Task goal:
From the fish stew recipe below, list every ingredient measured in tablespoons, along with its amount.

Extract:
::::::

Thursday, April 8, 2010

Fish Stew

Simple, spicy, satisfying. That's how I'd describe this easy, low fat stew. I made a big batch and had it for lunch several times last week, and now that it's gone ... well I kinda miss it. The green olives provide a nice tangy element of surprise and the smoked paprika lend some subtle heat. The flavors of the stew are pulled from Spanish influences and took the humble (bland?) tilapia and transformed it into something exciting!
Spanish style fish stew

28 oz fire roasted tomatoes, pureed
1 medium yellow onion
5 cloves garlic
1 Tbsp turmeric
1 Tbsp smoked paprika
1 Tbsp Italian herb blend
4 tilapia fillets cut into 2" chunks
2 bay leaves
2 cups low sodium chicken stock
1 cup green olives (optional)
2 cups cooked yellow rice
fruity extra virgin olive oil, diced avocado, sliced lime (optional)

Puree the tomatoes and transfer to a large soup pot. Add onions, garlic, herbs and spices and stock and stir together over medium heat. Bring up to a simmer and submerge the fish into the soup base. Cook gently for 15 minutes or until fish is thoroughly cooked but not falling apart (stir as little as possible during the cooking so as not to break up the fish). Gently fold in cooked rice and olives and heat through. Finish soup by garnishing bowls with a drizzle of flavorful olive oil, diced avocado and/or a wedge of lime.

::::::

Bounding box prediction data:
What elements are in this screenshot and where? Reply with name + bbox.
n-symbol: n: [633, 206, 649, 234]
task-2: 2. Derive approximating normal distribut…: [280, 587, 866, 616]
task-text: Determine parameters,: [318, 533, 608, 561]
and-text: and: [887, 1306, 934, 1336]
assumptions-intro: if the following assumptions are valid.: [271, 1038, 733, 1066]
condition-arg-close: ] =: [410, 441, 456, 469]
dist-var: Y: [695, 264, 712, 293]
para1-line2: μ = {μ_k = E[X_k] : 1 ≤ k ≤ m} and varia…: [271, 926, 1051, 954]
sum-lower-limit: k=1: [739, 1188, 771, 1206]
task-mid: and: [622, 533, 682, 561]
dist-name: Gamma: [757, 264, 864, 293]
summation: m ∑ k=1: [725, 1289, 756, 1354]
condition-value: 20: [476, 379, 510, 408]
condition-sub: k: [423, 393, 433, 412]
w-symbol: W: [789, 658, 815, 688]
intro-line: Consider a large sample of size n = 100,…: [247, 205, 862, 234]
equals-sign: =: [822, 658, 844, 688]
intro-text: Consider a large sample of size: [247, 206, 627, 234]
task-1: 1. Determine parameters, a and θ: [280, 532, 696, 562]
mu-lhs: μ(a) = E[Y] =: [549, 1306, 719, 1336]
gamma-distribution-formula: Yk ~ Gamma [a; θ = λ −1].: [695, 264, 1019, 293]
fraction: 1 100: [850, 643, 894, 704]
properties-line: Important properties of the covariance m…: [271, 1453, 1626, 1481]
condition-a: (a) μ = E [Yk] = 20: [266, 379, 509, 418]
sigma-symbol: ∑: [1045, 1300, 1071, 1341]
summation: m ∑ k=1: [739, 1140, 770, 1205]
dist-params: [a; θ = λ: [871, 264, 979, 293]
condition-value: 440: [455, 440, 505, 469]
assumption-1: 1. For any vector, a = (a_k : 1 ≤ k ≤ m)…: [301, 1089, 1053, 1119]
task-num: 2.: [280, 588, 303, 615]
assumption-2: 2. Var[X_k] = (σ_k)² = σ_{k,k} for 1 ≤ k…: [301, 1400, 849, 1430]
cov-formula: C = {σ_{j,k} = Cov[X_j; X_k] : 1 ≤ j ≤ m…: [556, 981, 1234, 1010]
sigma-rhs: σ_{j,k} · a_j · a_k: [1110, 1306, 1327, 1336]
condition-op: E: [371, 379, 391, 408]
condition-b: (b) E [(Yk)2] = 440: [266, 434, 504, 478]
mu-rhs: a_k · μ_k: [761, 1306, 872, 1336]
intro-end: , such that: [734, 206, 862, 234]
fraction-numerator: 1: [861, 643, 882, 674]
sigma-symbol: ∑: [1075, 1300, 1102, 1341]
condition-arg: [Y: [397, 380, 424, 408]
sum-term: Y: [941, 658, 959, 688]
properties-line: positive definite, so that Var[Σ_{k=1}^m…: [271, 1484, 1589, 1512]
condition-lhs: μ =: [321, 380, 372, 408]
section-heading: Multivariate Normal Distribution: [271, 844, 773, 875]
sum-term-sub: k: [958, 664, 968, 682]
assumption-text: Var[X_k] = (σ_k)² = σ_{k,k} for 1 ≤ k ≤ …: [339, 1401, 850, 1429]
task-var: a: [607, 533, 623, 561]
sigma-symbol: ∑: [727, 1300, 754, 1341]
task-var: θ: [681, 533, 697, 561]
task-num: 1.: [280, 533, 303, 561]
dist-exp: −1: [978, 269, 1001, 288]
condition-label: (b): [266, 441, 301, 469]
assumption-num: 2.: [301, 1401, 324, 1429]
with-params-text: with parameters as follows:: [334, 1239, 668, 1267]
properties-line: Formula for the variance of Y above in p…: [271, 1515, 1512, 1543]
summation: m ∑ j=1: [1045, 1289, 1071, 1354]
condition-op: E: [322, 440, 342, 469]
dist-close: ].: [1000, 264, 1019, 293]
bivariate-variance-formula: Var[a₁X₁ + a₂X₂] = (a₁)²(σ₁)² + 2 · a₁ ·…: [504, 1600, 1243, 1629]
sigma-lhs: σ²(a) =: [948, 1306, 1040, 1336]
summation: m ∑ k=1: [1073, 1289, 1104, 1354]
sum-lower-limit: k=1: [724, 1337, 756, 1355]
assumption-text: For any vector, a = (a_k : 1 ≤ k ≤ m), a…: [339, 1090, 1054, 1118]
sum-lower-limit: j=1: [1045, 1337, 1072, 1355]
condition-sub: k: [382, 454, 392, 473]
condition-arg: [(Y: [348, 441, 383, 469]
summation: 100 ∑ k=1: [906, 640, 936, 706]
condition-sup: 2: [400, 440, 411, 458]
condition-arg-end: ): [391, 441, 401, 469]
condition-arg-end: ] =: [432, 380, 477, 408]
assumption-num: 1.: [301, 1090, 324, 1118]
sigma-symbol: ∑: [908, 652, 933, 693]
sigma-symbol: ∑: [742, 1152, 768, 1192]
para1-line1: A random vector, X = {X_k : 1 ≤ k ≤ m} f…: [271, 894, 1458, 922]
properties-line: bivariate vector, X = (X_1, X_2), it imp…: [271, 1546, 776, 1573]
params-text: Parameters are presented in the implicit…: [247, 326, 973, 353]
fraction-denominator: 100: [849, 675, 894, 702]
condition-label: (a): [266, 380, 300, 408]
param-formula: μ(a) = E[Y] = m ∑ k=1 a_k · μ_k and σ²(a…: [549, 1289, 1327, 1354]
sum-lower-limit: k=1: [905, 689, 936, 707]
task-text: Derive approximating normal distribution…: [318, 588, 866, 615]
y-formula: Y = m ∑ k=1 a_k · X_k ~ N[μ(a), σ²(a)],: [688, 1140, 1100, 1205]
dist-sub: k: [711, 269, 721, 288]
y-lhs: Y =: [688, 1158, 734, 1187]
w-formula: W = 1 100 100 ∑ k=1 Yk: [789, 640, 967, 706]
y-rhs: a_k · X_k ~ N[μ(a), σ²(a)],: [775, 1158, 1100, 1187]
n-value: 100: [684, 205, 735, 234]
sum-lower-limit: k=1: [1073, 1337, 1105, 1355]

::::::

The completed task:
1 Tbsp turmeric
1 Tbsp smoked paprika
1 Tbsp Italian herb blend